■ Directive
Only lines holding the word "打九折出售" should be copied from the material.

■ Data excerpts
────────

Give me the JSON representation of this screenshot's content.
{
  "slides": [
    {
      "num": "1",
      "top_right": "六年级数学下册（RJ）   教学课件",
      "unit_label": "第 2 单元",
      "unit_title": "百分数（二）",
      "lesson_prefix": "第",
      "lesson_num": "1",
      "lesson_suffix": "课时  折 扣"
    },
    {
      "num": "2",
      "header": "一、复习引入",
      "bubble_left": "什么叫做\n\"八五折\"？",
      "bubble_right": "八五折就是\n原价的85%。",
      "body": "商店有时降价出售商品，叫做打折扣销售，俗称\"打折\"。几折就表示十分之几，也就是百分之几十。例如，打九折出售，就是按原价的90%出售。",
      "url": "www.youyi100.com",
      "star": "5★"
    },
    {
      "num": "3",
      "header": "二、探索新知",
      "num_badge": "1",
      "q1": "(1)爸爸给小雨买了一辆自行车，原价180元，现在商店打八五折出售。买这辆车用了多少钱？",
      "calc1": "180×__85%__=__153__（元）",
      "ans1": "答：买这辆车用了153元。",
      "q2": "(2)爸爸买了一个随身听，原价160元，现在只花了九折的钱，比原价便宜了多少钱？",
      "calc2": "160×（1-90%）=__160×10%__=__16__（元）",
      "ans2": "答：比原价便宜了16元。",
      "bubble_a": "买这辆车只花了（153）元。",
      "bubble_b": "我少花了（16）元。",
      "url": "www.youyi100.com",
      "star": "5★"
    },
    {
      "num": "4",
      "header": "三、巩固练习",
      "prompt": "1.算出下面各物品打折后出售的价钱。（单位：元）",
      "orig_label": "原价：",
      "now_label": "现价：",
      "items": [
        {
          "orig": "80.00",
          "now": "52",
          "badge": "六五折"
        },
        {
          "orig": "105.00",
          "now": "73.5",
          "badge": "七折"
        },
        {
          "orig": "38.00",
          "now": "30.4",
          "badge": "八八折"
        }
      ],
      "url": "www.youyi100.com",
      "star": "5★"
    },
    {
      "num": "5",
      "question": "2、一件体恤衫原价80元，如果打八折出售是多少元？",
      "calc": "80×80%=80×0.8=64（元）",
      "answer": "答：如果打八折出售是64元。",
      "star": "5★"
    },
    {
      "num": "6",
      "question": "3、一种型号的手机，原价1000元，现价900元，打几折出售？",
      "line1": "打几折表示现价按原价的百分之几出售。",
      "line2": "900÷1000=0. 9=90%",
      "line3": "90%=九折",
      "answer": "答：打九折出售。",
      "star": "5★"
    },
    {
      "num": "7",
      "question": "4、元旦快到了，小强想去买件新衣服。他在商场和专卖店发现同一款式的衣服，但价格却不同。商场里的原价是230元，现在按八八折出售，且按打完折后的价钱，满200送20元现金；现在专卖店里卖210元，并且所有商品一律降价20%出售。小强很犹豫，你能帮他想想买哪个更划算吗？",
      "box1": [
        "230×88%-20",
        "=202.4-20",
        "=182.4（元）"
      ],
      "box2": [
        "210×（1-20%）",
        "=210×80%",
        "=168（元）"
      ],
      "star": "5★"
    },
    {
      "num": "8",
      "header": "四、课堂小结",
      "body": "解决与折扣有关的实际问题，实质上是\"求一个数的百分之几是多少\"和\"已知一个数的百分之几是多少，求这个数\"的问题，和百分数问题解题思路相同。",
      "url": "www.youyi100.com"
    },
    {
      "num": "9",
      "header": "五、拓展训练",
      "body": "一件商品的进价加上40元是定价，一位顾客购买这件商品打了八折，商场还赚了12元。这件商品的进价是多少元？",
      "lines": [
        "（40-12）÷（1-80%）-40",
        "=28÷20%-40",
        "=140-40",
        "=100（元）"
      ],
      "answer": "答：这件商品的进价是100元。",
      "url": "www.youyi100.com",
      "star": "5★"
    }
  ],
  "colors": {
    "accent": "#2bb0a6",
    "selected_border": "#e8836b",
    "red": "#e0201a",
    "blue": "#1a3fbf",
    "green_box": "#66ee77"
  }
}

────────

■ Result for this task
      "body": "商店有时降价出售商品，叫做打折扣销售，俗称\"打折\"。几折就表示十分之几，也就是百分之几十。例如，打九折出售，就是按原价的90%出售。",
      "answer": "答：打九折出售。",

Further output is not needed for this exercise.